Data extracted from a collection
☆ ☆ ☆ ☆ ☆ ☆ ☆

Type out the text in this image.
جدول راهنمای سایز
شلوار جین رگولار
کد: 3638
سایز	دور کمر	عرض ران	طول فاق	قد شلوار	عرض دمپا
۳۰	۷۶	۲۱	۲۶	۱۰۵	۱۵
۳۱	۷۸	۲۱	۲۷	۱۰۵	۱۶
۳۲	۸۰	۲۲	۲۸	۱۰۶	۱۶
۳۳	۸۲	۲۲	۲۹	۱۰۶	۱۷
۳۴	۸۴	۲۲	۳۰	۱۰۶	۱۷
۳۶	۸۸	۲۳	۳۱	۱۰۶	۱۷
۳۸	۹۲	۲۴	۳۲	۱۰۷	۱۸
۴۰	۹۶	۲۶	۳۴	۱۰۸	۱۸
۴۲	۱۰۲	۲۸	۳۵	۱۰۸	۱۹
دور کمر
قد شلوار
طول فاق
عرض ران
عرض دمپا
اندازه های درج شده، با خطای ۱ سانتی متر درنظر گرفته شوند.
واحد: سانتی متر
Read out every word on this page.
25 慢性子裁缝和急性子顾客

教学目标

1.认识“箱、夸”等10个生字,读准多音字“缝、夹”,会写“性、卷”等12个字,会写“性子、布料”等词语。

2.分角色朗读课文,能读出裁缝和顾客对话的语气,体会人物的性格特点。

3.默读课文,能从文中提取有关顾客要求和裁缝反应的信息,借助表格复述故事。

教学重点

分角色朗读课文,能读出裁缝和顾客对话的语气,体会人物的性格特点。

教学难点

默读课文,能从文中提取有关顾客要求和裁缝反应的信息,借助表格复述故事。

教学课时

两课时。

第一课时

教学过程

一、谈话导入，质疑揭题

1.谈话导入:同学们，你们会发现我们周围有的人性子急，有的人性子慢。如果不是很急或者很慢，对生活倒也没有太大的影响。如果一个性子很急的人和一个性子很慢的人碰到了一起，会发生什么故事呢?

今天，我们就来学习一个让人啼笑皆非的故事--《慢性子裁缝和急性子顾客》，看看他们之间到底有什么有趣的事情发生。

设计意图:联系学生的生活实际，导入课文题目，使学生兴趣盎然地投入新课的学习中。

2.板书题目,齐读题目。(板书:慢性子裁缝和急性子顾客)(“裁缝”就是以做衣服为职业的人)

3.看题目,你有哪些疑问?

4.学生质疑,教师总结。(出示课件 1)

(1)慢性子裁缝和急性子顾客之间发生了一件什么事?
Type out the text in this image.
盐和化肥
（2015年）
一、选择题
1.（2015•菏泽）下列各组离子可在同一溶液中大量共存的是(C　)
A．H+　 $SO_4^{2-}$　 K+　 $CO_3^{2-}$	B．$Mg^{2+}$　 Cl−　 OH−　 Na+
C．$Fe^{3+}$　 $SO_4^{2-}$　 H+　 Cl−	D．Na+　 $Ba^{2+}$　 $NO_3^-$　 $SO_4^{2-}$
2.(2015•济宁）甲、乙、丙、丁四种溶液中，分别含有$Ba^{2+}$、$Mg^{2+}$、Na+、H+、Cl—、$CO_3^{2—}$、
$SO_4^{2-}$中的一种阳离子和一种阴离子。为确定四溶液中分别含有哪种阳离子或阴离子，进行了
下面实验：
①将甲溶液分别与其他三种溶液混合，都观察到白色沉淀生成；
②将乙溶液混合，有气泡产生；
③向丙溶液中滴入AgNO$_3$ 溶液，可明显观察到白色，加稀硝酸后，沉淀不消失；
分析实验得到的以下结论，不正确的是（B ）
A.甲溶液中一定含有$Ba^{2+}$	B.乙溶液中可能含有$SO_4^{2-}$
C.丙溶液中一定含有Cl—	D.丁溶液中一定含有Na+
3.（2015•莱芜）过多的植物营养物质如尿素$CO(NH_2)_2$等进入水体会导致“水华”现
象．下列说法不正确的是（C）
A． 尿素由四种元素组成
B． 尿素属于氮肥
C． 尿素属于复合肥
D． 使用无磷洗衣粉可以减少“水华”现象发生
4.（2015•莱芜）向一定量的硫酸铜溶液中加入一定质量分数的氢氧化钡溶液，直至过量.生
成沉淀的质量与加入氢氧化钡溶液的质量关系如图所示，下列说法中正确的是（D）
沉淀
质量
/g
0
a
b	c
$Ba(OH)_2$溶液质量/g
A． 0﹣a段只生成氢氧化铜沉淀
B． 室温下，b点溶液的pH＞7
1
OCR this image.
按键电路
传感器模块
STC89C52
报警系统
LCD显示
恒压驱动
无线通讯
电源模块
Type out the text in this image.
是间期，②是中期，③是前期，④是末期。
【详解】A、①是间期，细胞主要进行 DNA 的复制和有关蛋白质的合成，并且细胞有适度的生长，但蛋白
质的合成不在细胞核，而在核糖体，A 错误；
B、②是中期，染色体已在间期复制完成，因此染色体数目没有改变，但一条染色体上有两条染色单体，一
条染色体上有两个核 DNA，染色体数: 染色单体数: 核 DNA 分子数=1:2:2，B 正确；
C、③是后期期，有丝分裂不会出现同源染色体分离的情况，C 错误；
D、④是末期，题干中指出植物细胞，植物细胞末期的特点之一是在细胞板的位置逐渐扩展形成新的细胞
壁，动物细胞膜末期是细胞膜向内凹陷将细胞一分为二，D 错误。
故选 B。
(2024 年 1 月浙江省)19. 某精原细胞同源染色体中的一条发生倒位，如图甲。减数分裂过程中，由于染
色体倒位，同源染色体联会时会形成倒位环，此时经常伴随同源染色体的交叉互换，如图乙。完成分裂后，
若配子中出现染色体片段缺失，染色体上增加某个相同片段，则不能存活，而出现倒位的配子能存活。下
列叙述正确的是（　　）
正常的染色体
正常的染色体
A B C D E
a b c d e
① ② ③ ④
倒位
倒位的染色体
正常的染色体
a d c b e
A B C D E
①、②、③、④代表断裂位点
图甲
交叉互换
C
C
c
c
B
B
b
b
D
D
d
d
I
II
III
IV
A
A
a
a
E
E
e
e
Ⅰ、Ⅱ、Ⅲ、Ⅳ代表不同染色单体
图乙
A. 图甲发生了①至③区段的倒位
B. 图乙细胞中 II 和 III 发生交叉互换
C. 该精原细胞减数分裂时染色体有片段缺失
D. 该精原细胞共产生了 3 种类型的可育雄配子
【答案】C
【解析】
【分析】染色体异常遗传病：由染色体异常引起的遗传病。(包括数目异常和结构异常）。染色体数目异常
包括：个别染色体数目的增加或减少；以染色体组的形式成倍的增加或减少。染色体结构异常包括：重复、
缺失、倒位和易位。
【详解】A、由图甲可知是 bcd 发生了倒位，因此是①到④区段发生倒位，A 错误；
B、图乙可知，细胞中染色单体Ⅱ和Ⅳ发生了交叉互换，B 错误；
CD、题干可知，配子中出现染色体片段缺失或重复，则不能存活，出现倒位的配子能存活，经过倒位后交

☆ ☆ ☆ ☆ ☆ ☆ ☆

Task prompt — Copy down every line of the material above that includes the string "④是末期".

The solution —
是间期，②是中期，③是前期，④是末期。
D、④是末期，题干中指出植物细胞，植物细胞末期的特点之一是在细胞板的位置逐渐扩展形成新的细胞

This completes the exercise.